• _REQUIREMENT_
Repeat every entry word for word, skipping the pictures.

>> Begin RECORD EXTRACTS

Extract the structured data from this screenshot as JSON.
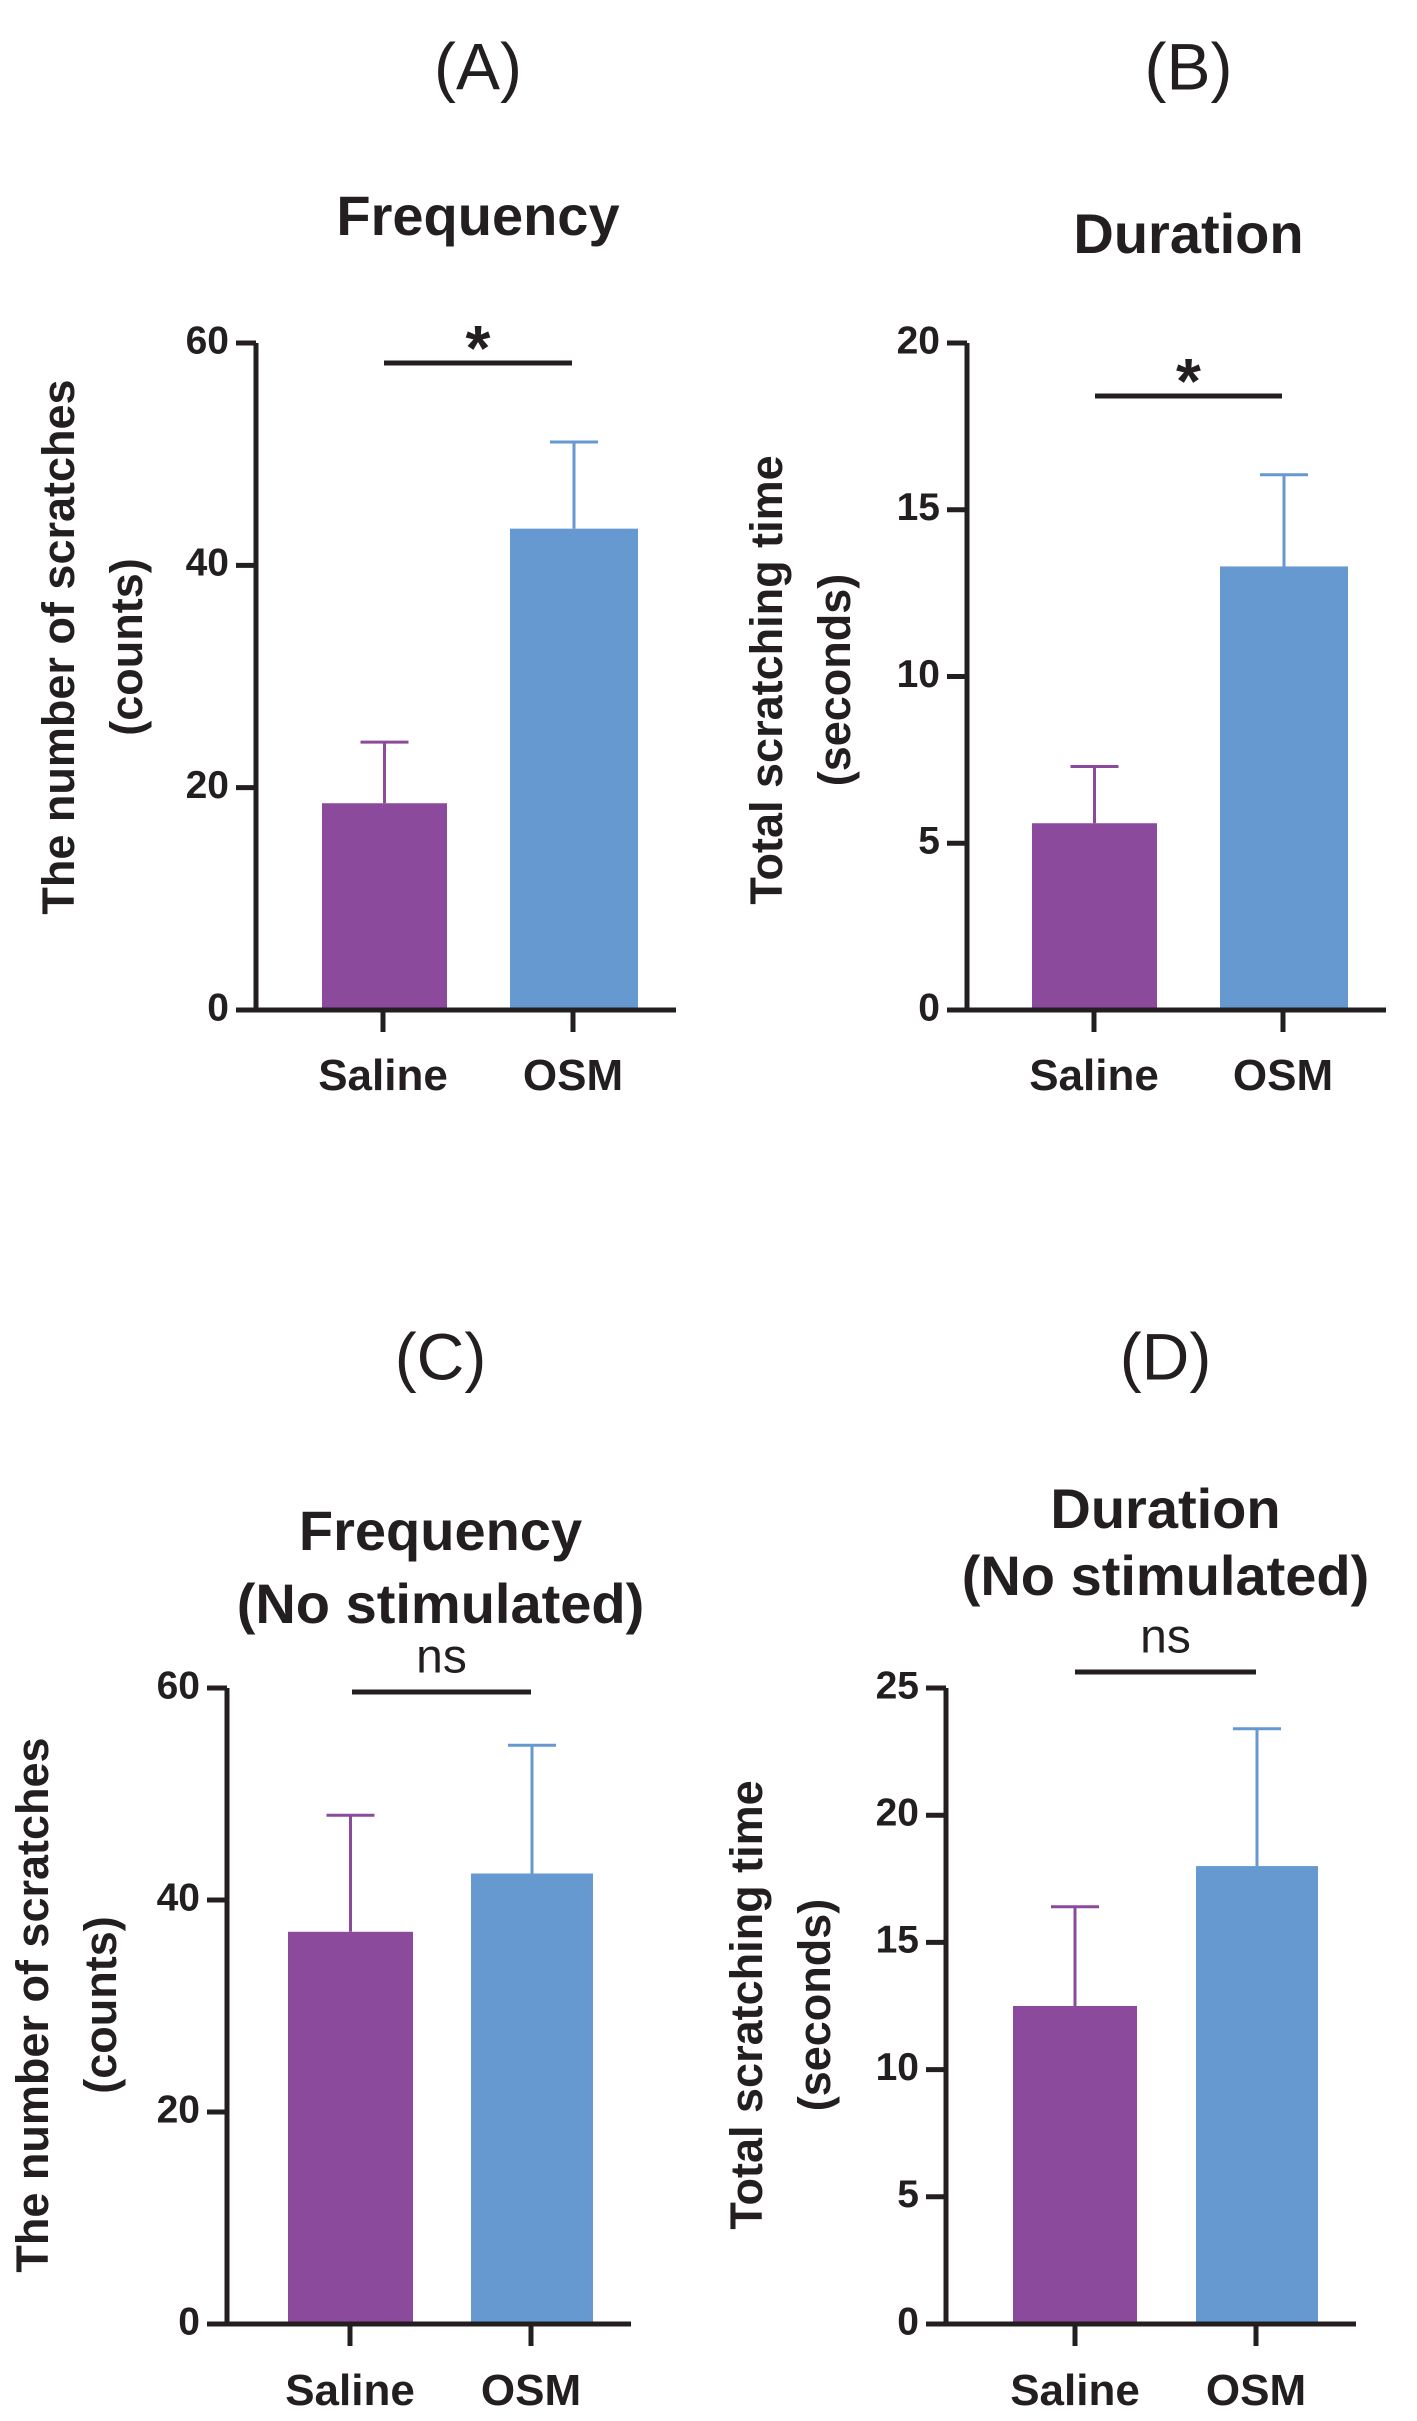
{
  "chart_data": [
    {
      "type": "bar",
      "panel": "(A)",
      "title": [
        "Frequency"
      ],
      "ylabel": [
        "The number of scratches",
        "(counts)"
      ],
      "categories": [
        "Saline",
        "OSM"
      ],
      "values": [
        18.6,
        43.3
      ],
      "errors": [
        5.5,
        7.8
      ],
      "ylim": [
        0,
        60
      ],
      "yticks": [
        0,
        20,
        40,
        60
      ],
      "significance": "*",
      "colors": [
        "#8b4a9c",
        "#6699cf"
      ]
    },
    {
      "type": "bar",
      "panel": "(B)",
      "title": [
        "Duration"
      ],
      "ylabel": [
        "Total scratching time",
        "(seconds)"
      ],
      "categories": [
        "Saline",
        "OSM"
      ],
      "values": [
        5.6,
        13.3
      ],
      "errors": [
        1.7,
        2.75
      ],
      "ylim": [
        0,
        20
      ],
      "yticks": [
        0,
        5,
        10,
        15,
        20
      ],
      "significance": "*",
      "colors": [
        "#8b4a9c",
        "#6699cf"
      ]
    },
    {
      "type": "bar",
      "panel": "(C)",
      "title": [
        "Frequency",
        "(No stimulated)"
      ],
      "ylabel": [
        "The number of scratches",
        "(counts)"
      ],
      "categories": [
        "Saline",
        "OSM"
      ],
      "values": [
        37.0,
        42.5
      ],
      "errors": [
        11.0,
        12.1
      ],
      "ylim": [
        0,
        60
      ],
      "yticks": [
        0,
        20,
        40,
        60
      ],
      "significance": "ns",
      "colors": [
        "#8b4a9c",
        "#6699cf"
      ]
    },
    {
      "type": "bar",
      "panel": "(D)",
      "title": [
        "Duration",
        "(No stimulated)"
      ],
      "ylabel": [
        "Total scratching time",
        "(seconds)"
      ],
      "categories": [
        "Saline",
        "OSM"
      ],
      "values": [
        12.5,
        18.0
      ],
      "errors": [
        3.9,
        5.4
      ],
      "ylim": [
        0,
        25
      ],
      "yticks": [
        0,
        5,
        10,
        15,
        20,
        25
      ],
      "significance": "ns",
      "colors": [
        "#8b4a9c",
        "#6699cf"
      ]
    }
  ]
}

>> End RECORD EXTRACTS

• _EXERCISE SOLUTION_
Extract the structured data from this screenshot as JSON.
{
  "chart_data": [
    {
      "type": "bar",
      "panel": "(A)",
      "title": [
        "Frequency"
      ],
      "ylabel": [
        "The number of scratches",
        "(counts)"
      ],
      "categories": [
        "Saline",
        "OSM"
      ],
      "values": [
        18.6,
        43.3
      ],
      "errors": [
        5.5,
        7.8
      ],
      "ylim": [
        0,
        60
      ],
      "yticks": [
        0,
        20,
        40,
        60
      ],
      "significance": "*",
      "colors": [
        "#8b4a9c",
        "#6699cf"
      ]
    },
    {
      "type": "bar",
      "panel": "(B)",
      "title": [
        "Duration"
      ],
      "ylabel": [
        "Total scratching time",
        "(seconds)"
      ],
      "categories": [
        "Saline",
        "OSM"
      ],
      "values": [
        5.6,
        13.3
      ],
      "errors": [
        1.7,
        2.75
      ],
      "ylim": [
        0,
        20
      ],
      "yticks": [
        0,
        5,
        10,
        15,
        20
      ],
      "significance": "*",
      "colors": [
        "#8b4a9c",
        "#6699cf"
      ]
    },
    {
      "type": "bar",
      "panel": "(C)",
      "title": [
        "Frequency",
        "(No stimulated)"
      ],
      "ylabel": [
        "The number of scratches",
        "(counts)"
      ],
      "categories": [
        "Saline",
        "OSM"
      ],
      "values": [
        37.0,
        42.5
      ],
      "errors": [
        11.0,
        12.1
      ],
      "ylim": [
        0,
        60
      ],
      "yticks": [
        0,
        20,
        40,
        60
      ],
      "significance": "ns",
      "colors": [
        "#8b4a9c",
        "#6699cf"
      ]
    },
    {
      "type": "bar",
      "panel": "(D)",
      "title": [
        "Duration",
        "(No stimulated)"
      ],
      "ylabel": [
        "Total scratching time",
        "(seconds)"
      ],
      "categories": [
        "Saline",
        "OSM"
      ],
      "values": [
        12.5,
        18.0
      ],
      "errors": [
        3.9,
        5.4
      ],
      "ylim": [
        0,
        25
      ],
      "yticks": [
        0,
        5,
        10,
        15,
        20,
        25
      ],
      "significance": "ns",
      "colors": [
        "#8b4a9c",
        "#6699cf"
      ]
    }
  ]
}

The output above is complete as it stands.